A surprising weekend break in Wroclaw

Ever heard of Wroclaw? You will soon. It's a European Capital of Culture for 2016. My weekend break here was full of surprises.

Ever heard of Wroclaw?

You will soon. It's just won the prestigious award of European Capital of Culture for 2016.

So, what’s it like? My weekend break in Wroclaw was actually full of surprises.

Image: Wroclaw Town Hall stands at the centre of Market Square. The ornate Gothic building is one of the city's main landmarks.
Wroclaw Town Hall stands at the centre of Market Square. It's one of the city's main landmarks.

It's Poland's 4th biggest city. I expected a drab industrial cityscape. I found a romantic old town with an ornate medieval Town Hall, pastel-coloured gabled houses, a tinkling fountain and narrow cobbled streets. And a bearded lady in bright green stilettos.

She (he?) almost went flat on her face as she tripped across the cobbles. Apparently she's a bit of a local celebrity with her own You Tube channel.

And then there were the dwarves. Hundreds of the little fellas. Bronze statues at knee height playing instruments, cooking, reading and err, pole dancing. Up to mischief, they kept almost tripping me up (and no I wasn't wearing stilettoes).

Image: Wroclaw - The dwarf was a symbol of dissent in Wroclaw against the authorities in the Communist era.
The dwarf was a symbol of dissent in Wroclaw against the authorities in the Communist era. These days there are several hundred statues all across the city.

__TO-DO LIST__
[1] Return the passage of the Wroclaw travel piece between "You will soon. It's just" and "actually full of surprises.", inclusive, word for word.
[2] Resume the Wroclaw travel piece from the point where it stops.

__DATA LINES__

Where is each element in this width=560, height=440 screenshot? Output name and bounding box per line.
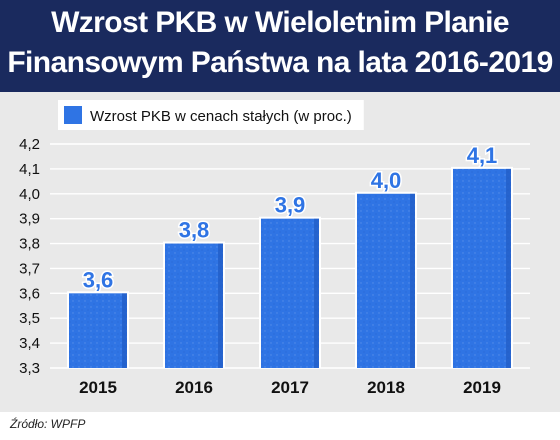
x-tick-label: 2016 <box>175 378 213 397</box>
bar-edge-shade <box>314 218 319 368</box>
legend-label: Wzrost PKB w cenach stałych (w proc.) <box>90 108 352 125</box>
bar-texture <box>453 168 511 368</box>
bar-edge-shade <box>122 293 127 368</box>
bar-edge-shade <box>506 168 511 368</box>
bar-texture <box>165 243 223 368</box>
data-label: 3,9 <box>275 193 306 218</box>
y-tick-label: 3,4 <box>19 335 40 352</box>
bar-texture <box>69 293 127 368</box>
legend-swatch <box>64 106 82 124</box>
chart-title-line-2: Finansowym Państwa na lata 2016-2019 <box>7 46 553 79</box>
y-tick-label: 3,9 <box>19 211 40 228</box>
bar-texture <box>261 218 319 368</box>
x-tick-label: 2018 <box>367 378 405 397</box>
y-tick-label: 4,1 <box>19 161 40 178</box>
legend-box <box>58 100 364 130</box>
y-tick-label: 3,3 <box>19 360 40 377</box>
y-tick-label: 4,0 <box>19 186 40 203</box>
legend: Wzrost PKB w cenach stałych (w proc.) <box>58 100 364 130</box>
data-label: 3,8 <box>179 218 210 243</box>
y-tick-label: 3,6 <box>19 285 40 302</box>
chart-header: Wzrost PKB w Wieloletnim Planie Finansow… <box>0 0 560 92</box>
y-tick-label: 3,8 <box>19 236 40 253</box>
bar-edge-shade <box>218 243 223 368</box>
y-axis-tick-labels: 3,3 3,4 3,5 3,6 3,7 3,8 3,9 4,0 4,1 4,2 <box>19 136 40 377</box>
bars <box>67 166 513 368</box>
bar-edge-shade <box>410 193 415 368</box>
x-tick-label: 2019 <box>463 378 501 397</box>
data-label: 3,6 <box>83 267 114 292</box>
y-tick-label: 3,5 <box>19 310 40 327</box>
y-tick-label: 3,7 <box>19 260 40 277</box>
x-axis-tick-labels: 2015 2016 2017 2018 2019 <box>79 378 501 397</box>
y-tick-label: 4,2 <box>19 136 40 153</box>
data-label: 4,0 <box>371 168 402 193</box>
bar-texture <box>357 193 415 368</box>
x-tick-label: 2015 <box>79 378 117 397</box>
source-note: Źródło: WPFP <box>10 417 86 431</box>
data-label: 4,1 <box>467 143 498 168</box>
chart-title-line-1: Wzrost PKB w Wieloletnim Planie <box>51 6 509 39</box>
x-tick-label: 2017 <box>271 378 309 397</box>
data-labels: 3,6 3,8 3,9 4,0 4,1 <box>81 141 499 293</box>
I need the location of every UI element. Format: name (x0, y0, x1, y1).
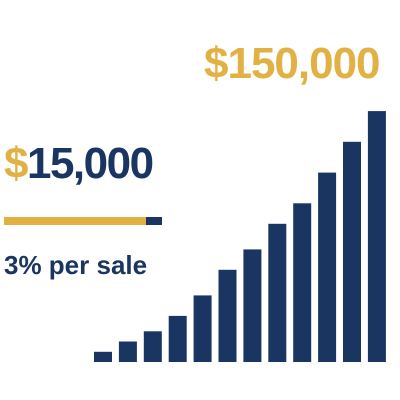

__ANSWERS TO THE EXERCISE__
[1]
You will soon. It's just won the prestigious award of European Capital of Culture for 2016.

So, what’s it like? My weekend break in Wroclaw was actually full of surprises.

[2]
The big daddy – dwarf number one - stands on the tip of a large bronze finger outside a funky new cafe called Barbara. It's a hub for the more alternative Capital of Culture events taking place next year – micro-projects involving locals painting, photographing, dancing and more. We ate herby Polish pasta called Peirogi and sipped cappuccinos as Arleta our guide explained that the café was formerly where intellectuals and poets cooked up campaigns of dissent against the authorities when Poland was under communist control. The dwarf was a symbol of rebellion. They stencilled him on communist propaganda posters – a bit of cheeky graffiti – two fingers to the establishment.

The dwarves dotted all over town take their inspiration from this. There's even an official form you fill in to request a dwarf for your business. And an official 'dwarf lady' who creates them.

She's been busy for the 2016 celebrations. I found a whole orchestra of dwarves tooting trumpets and clashing cymbals outside the spanking new National Forum of Music. It will host jazz, classical and pop concerts in its acousticly perfect auditoria throughout next year. It’s a world class venue of which the locals are rightly proud.

Another (pleasant) surprise. Poland is cheap. It's not in the Eurozone. With nearly six Polish Zloty to the pound, a pint comes in at around £1.50. The perfect place to sup local brews is Spiz, a micro-brewery in a cellar bar under the Town Hall. I sat surrounded by locals quaffing smoky dark lager served cold from shiny copper pumps in the dimly light, buzzing bar. I ate at a traditional Polish restaurant on the square, Karczma Lwowska. The food was hearty stuff – dark purple borscht soup with stuffed pasta bobbing about in it, pork steak in plum and horseradish sauce and local potato dumplings called kluski. Prefect grub for a chilly autumn eve and big portions at, err, dwarf-sized prices. The whole lot was about £12.

Image: Wroclaw market square at dusk
Wroclaw market square at dusk - Moody and rather magical.

Here's another one I didn't see coming. Next day we took a trip into the countryside to discover an old wooden church at Swidnica. It's a 40-minute drive or about an hour by train. Outside the church looks plain – simple wooden beams and white plaster. But inside, wow! A phantasmagorical feast of swirling cherubs, brightly painted ceilings and delicately carved columns. And - get this – all of it in wood. Not a single nail is used in its construction.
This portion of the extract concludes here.